— BEGIN —

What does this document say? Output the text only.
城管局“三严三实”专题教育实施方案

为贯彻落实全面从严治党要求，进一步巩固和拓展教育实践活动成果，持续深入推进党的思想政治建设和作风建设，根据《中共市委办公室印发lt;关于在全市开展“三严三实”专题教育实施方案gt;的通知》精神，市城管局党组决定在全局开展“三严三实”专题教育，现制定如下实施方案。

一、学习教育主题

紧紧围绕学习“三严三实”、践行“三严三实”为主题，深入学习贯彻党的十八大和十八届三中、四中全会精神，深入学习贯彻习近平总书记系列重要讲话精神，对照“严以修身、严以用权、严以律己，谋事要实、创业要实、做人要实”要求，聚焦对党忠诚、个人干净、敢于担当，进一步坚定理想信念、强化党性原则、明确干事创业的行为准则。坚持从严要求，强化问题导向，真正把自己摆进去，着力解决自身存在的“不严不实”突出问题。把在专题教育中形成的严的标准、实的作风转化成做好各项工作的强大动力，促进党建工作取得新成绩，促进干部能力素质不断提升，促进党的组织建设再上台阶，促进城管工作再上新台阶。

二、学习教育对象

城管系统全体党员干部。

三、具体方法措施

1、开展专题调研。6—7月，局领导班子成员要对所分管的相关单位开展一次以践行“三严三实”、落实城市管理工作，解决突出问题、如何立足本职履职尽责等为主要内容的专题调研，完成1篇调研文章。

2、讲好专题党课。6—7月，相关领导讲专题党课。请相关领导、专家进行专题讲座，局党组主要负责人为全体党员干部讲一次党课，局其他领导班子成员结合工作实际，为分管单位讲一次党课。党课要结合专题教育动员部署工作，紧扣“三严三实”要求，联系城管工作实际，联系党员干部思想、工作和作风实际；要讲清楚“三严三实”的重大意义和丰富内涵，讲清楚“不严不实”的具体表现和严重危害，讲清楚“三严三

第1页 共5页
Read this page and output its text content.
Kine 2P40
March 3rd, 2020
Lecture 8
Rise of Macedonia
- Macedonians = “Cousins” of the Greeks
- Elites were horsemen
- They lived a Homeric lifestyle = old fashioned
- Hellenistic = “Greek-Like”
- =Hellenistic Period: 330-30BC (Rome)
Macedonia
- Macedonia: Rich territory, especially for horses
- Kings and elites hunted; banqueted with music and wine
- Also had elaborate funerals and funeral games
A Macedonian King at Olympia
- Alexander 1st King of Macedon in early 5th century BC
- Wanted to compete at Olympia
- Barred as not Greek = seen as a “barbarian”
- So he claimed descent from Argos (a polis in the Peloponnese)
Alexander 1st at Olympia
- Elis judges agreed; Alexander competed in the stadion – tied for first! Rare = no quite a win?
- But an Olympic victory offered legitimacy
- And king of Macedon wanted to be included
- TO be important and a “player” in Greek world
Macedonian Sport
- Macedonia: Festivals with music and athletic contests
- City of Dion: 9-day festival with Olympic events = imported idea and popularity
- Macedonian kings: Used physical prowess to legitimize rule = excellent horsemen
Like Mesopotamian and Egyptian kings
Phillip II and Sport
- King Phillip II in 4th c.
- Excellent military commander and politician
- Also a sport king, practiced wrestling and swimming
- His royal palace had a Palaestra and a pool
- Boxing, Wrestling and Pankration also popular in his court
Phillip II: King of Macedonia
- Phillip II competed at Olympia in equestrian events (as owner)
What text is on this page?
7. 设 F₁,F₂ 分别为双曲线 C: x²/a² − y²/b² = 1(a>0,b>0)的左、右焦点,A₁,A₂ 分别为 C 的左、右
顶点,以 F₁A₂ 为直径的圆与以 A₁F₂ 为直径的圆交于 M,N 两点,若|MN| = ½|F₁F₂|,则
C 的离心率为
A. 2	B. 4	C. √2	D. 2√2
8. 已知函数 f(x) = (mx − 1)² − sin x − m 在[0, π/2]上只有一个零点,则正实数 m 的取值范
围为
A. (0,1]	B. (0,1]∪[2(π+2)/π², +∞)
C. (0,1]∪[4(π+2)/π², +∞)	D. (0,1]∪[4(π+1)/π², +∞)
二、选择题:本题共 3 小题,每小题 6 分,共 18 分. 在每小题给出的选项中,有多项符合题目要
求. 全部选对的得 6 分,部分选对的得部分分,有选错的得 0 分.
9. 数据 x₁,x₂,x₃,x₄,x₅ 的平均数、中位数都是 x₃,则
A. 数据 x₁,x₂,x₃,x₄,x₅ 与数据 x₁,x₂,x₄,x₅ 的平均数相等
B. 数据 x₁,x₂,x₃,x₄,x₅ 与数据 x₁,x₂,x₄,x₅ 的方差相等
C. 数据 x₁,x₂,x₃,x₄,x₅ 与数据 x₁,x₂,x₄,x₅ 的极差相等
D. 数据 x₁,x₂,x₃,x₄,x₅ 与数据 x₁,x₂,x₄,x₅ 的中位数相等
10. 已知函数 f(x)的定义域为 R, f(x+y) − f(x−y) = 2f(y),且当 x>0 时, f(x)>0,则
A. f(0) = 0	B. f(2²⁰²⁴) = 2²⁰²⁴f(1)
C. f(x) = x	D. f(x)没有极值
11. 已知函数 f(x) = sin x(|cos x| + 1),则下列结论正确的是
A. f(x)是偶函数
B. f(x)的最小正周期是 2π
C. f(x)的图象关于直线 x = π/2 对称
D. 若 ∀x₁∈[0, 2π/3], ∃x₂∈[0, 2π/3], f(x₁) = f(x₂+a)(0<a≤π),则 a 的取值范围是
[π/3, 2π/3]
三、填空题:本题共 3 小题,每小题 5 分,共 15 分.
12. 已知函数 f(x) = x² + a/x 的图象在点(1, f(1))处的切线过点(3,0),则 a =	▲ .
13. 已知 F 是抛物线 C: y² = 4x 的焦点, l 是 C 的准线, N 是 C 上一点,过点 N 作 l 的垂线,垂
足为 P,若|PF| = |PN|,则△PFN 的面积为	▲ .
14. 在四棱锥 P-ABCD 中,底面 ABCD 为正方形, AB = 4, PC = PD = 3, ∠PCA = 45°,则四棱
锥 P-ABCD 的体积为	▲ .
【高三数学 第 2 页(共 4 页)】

— END —

(Task to complete) Pick out each line containing "ABCD" and report it.

(Right answer)
14. 在四棱锥 P-ABCD 中,底面 ABCD 为正方形, AB = 4, PC = PD = 3, ∠PCA = 45°,则四棱
锥 P-ABCD 的体积为	▲ .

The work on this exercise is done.